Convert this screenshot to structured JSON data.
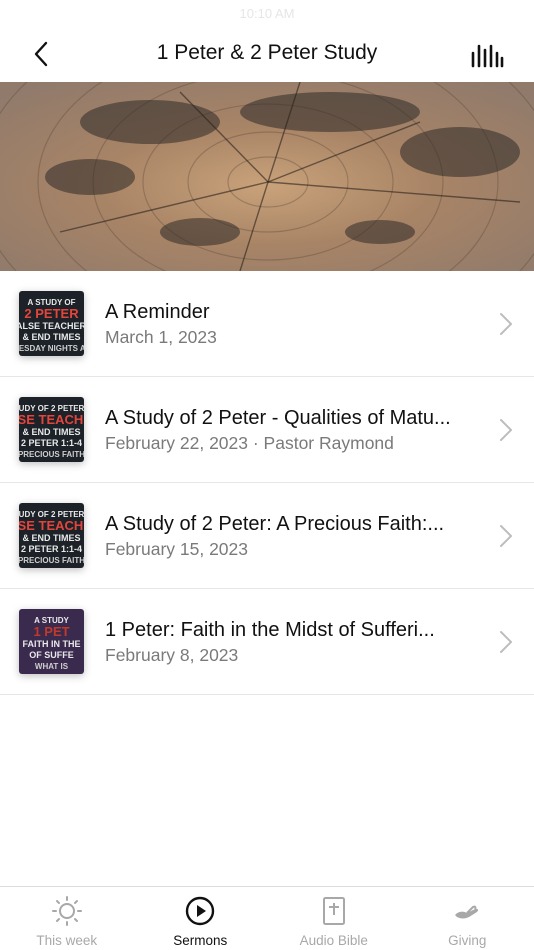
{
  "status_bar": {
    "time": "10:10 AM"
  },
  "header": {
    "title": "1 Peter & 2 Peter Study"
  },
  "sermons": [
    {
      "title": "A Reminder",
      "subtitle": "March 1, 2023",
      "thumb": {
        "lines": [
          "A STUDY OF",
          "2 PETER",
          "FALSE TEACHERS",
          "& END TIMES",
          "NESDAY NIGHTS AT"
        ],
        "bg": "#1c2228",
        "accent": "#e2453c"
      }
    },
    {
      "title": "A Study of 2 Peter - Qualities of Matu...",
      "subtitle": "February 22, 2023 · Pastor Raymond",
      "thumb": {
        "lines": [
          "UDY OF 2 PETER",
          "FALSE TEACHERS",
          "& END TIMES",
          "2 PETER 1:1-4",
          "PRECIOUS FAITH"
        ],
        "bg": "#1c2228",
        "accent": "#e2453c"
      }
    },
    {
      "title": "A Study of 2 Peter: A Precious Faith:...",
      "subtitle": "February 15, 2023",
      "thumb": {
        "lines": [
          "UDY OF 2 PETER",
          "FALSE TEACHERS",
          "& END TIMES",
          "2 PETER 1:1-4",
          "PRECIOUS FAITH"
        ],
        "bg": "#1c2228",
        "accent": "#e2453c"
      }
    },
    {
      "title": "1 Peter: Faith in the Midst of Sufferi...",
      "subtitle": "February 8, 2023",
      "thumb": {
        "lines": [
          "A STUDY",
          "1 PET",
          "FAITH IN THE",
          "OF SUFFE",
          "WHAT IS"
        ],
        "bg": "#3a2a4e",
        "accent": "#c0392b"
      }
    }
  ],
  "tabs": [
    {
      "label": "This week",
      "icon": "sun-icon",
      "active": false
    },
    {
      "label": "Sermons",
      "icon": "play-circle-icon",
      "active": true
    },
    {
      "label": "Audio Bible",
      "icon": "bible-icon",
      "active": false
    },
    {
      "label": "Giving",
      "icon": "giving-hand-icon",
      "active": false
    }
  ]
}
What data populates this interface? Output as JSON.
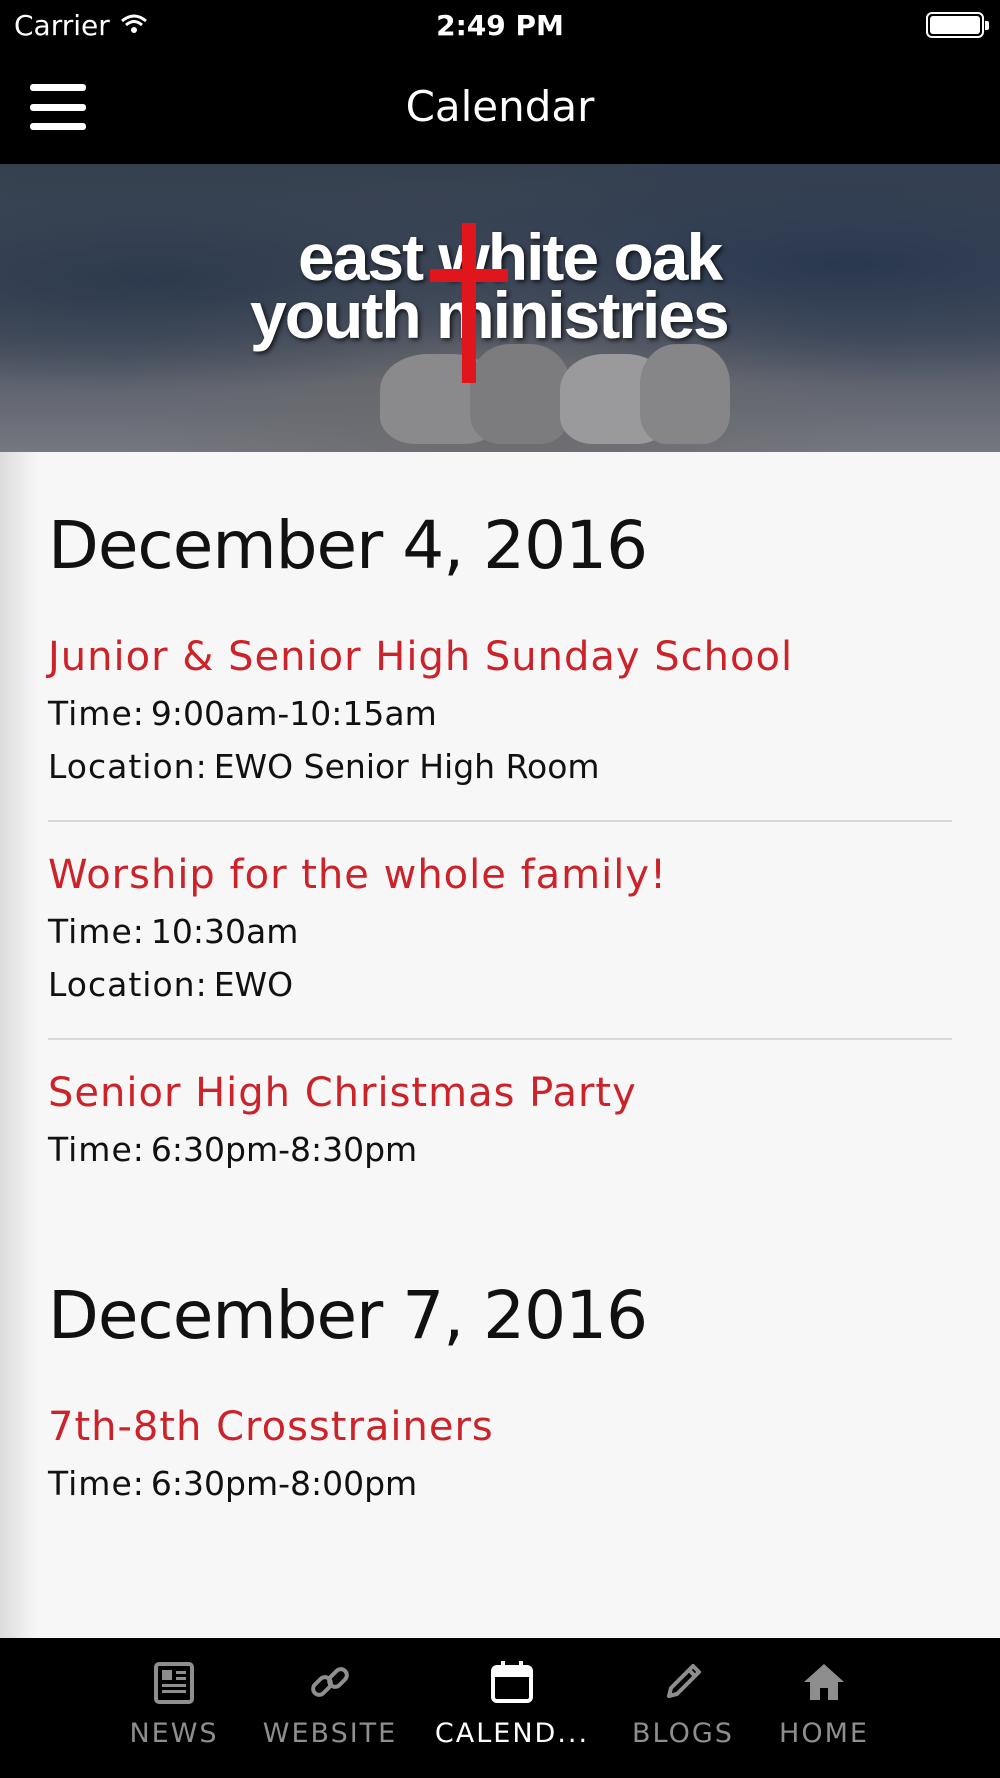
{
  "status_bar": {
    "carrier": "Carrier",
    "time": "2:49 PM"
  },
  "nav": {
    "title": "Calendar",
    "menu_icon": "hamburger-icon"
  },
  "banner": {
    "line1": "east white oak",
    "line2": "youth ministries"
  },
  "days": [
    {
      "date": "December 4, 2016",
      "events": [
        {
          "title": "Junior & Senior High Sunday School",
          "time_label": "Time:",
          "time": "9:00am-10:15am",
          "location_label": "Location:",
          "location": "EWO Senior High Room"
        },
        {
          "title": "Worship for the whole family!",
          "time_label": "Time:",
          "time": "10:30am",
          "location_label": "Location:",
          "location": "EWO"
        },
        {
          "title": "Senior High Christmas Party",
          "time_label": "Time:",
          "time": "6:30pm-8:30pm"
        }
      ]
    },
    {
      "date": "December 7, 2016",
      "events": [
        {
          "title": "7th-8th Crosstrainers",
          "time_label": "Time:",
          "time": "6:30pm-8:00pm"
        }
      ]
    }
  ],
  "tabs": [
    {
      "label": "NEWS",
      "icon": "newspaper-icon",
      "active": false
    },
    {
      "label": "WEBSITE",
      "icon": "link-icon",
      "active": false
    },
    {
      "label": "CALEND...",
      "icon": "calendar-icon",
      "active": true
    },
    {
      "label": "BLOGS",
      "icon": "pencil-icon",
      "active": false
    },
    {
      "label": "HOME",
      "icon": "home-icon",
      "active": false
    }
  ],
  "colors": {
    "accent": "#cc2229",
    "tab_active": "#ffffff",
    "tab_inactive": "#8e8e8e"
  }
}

========

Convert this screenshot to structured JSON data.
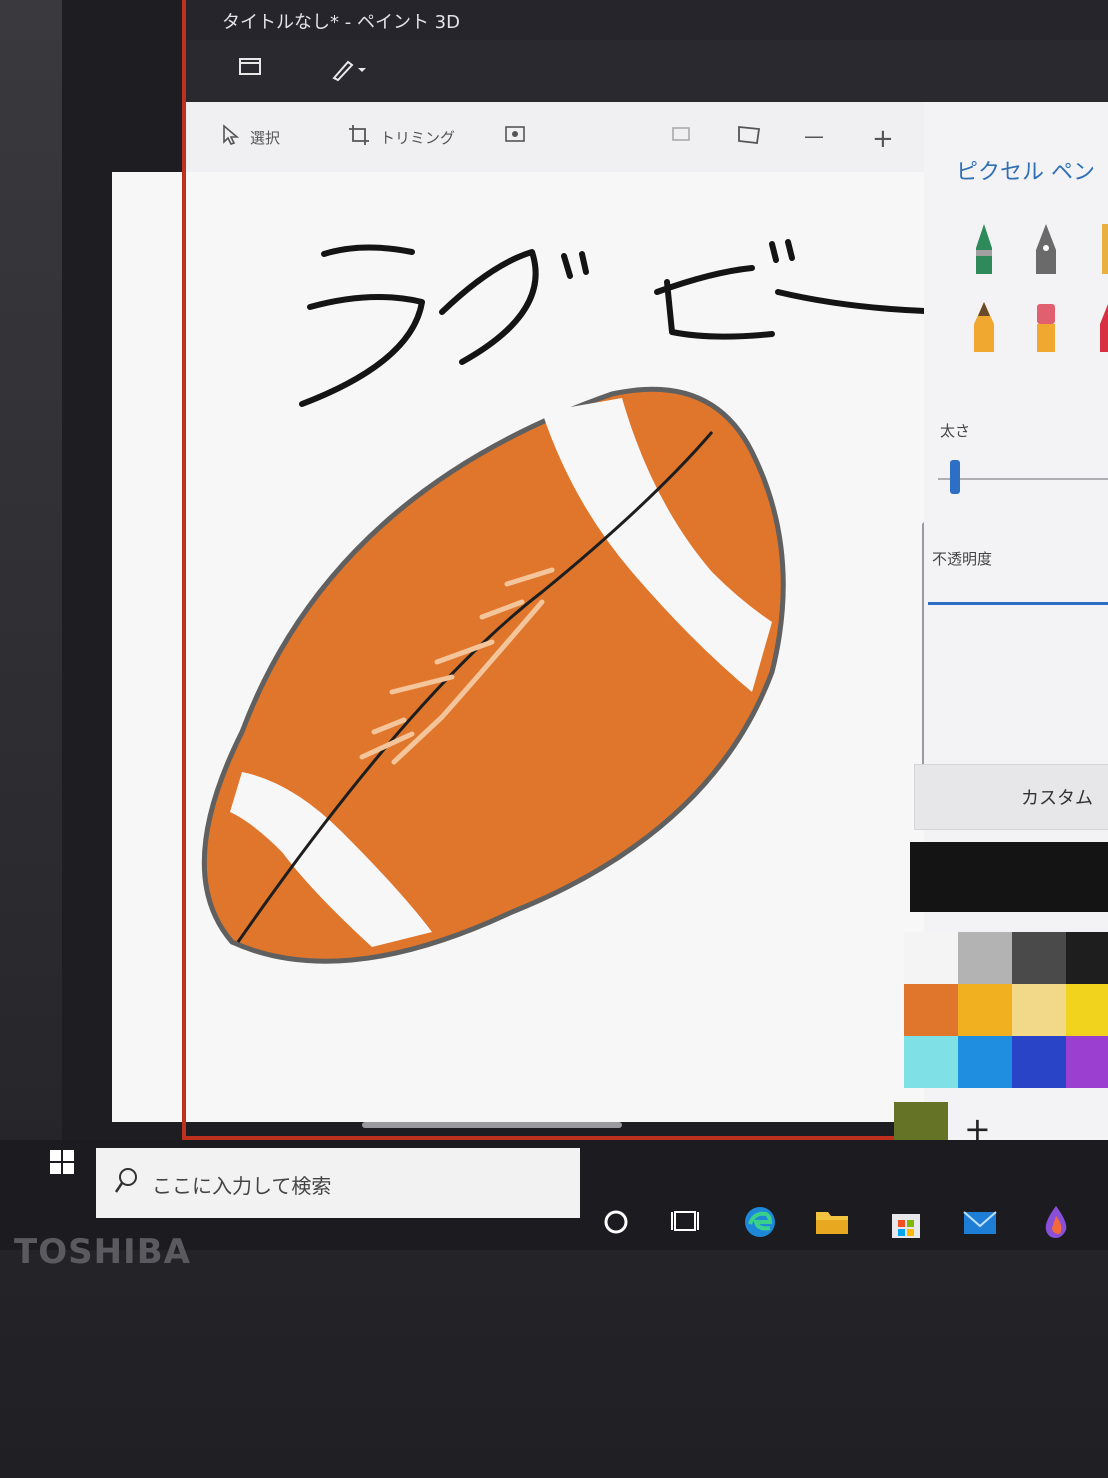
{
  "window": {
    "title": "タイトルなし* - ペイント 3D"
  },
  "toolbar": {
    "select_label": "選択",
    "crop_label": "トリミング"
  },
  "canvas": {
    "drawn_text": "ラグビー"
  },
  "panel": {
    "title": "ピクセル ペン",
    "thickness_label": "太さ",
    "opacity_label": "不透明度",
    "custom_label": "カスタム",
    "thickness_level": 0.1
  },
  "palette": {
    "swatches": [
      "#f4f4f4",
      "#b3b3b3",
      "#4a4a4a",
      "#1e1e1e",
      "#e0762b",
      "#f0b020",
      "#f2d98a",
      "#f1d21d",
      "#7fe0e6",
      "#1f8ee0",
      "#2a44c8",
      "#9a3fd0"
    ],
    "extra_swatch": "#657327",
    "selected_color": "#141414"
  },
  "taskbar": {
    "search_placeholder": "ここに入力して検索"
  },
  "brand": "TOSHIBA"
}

========

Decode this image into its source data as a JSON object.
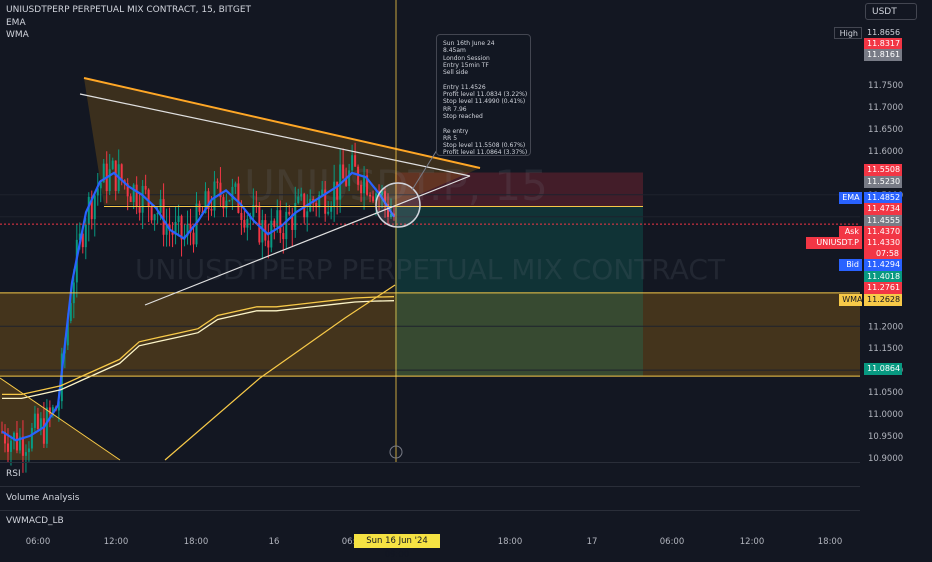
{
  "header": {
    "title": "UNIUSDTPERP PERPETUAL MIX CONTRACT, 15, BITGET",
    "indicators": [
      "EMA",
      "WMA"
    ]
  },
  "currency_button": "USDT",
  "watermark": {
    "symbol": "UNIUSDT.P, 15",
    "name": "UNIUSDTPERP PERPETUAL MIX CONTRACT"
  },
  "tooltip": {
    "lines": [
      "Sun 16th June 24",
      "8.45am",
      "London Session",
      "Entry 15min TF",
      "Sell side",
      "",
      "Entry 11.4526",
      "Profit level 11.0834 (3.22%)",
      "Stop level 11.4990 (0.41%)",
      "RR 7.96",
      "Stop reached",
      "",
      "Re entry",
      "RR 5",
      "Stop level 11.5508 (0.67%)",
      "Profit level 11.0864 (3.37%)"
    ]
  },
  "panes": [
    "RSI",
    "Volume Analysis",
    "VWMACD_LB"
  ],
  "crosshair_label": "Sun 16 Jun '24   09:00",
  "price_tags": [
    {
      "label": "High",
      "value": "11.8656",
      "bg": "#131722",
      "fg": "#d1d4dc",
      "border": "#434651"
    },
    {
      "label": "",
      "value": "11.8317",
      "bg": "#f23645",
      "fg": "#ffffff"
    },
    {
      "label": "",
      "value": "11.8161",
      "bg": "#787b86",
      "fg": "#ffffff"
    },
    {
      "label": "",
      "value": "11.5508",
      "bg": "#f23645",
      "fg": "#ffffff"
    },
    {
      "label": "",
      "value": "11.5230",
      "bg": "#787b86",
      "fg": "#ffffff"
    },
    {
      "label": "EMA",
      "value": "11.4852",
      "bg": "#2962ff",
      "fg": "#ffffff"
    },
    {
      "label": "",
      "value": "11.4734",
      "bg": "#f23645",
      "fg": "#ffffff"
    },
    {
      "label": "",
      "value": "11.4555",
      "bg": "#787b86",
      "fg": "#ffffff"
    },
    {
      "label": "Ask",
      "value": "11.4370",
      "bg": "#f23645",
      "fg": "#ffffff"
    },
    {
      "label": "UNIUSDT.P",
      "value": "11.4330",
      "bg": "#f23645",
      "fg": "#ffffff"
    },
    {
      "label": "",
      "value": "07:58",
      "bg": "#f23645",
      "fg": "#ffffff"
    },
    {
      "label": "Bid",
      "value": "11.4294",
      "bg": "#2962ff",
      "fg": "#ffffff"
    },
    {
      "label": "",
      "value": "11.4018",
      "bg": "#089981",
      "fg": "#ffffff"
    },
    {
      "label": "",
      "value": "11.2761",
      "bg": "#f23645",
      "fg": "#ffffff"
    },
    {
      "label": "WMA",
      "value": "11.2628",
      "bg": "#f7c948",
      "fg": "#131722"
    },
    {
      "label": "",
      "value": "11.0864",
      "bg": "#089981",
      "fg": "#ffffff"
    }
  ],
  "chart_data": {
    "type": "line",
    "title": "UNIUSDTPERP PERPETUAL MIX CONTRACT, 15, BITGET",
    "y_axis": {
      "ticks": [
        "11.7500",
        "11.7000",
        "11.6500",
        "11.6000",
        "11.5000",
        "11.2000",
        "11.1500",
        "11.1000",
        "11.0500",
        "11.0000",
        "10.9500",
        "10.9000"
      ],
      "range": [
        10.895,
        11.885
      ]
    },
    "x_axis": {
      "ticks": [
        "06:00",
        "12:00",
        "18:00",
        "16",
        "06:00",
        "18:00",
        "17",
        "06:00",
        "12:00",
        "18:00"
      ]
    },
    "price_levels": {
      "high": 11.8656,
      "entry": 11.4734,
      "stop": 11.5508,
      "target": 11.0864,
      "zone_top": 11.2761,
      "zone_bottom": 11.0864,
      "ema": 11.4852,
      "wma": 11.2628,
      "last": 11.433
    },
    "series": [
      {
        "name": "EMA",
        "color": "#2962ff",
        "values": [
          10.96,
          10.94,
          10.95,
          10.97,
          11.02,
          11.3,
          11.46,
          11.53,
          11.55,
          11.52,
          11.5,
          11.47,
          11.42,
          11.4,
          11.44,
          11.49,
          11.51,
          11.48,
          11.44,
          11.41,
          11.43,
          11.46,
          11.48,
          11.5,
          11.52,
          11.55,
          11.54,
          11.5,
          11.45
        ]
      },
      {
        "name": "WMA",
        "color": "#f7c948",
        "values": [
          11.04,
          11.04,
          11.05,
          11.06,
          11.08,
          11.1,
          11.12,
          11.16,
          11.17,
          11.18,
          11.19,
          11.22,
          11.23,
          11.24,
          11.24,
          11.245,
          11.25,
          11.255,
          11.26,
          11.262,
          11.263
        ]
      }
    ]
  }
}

========

**SET EXERCISE**
Report the number of lines above that contain the word "date", and only that number.

**WRITTEN ANSWER**
2